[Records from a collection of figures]
# # #
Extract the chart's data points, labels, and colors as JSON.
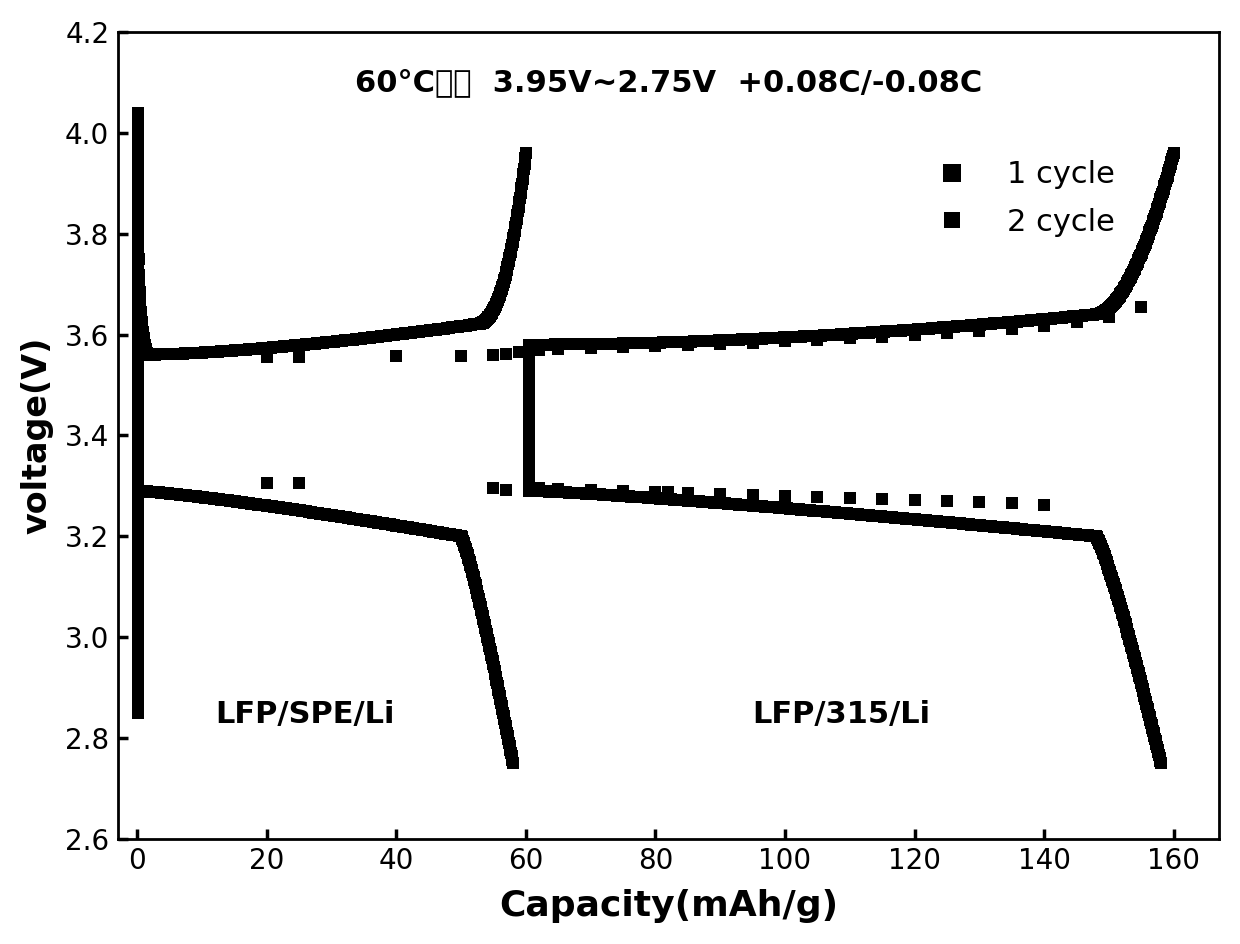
{
  "title": "60°C测试  3.95V~2.75V  +0.08C/-0.08C",
  "xlabel": "Capacity(mAh/g)",
  "ylabel": "voltage(V)",
  "xlim": [
    -3,
    167
  ],
  "ylim": [
    2.6,
    4.2
  ],
  "xticks": [
    0,
    20,
    40,
    60,
    80,
    100,
    120,
    140,
    160
  ],
  "yticks": [
    2.6,
    2.8,
    3.0,
    3.2,
    3.4,
    3.6,
    3.8,
    4.0,
    4.2
  ],
  "legend_labels": [
    "1 cycle",
    "2 cycle"
  ],
  "label_LFP_SPE": "LFP/SPE/Li",
  "label_LFP_315": "LFP/315/Li",
  "background_color": "#ffffff",
  "line_color": "#000000",
  "thick_lw": 8.0,
  "marker": "s",
  "markersize_c1": 9,
  "markersize_c2": 9
}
# # #
WHAT YOU ARE ASKED TO DO: Skipping the pictures, transcribe each line above exactly as it appears.

SOLUTION TO THIS TASK:
Extract the chart's data points, labels, and colors as JSON.
{
  "title": "60°C测试  3.95V~2.75V  +0.08C/-0.08C",
  "xlabel": "Capacity(mAh/g)",
  "ylabel": "voltage(V)",
  "xlim": [
    -3,
    167
  ],
  "ylim": [
    2.6,
    4.2
  ],
  "xticks": [
    0,
    20,
    40,
    60,
    80,
    100,
    120,
    140,
    160
  ],
  "yticks": [
    2.6,
    2.8,
    3.0,
    3.2,
    3.4,
    3.6,
    3.8,
    4.0,
    4.2
  ],
  "legend_labels": [
    "1 cycle",
    "2 cycle"
  ],
  "label_LFP_SPE": "LFP/SPE/Li",
  "label_LFP_315": "LFP/315/Li",
  "background_color": "#ffffff",
  "line_color": "#000000",
  "thick_lw": 8.0,
  "marker": "s",
  "markersize_c1": 9,
  "markersize_c2": 9
}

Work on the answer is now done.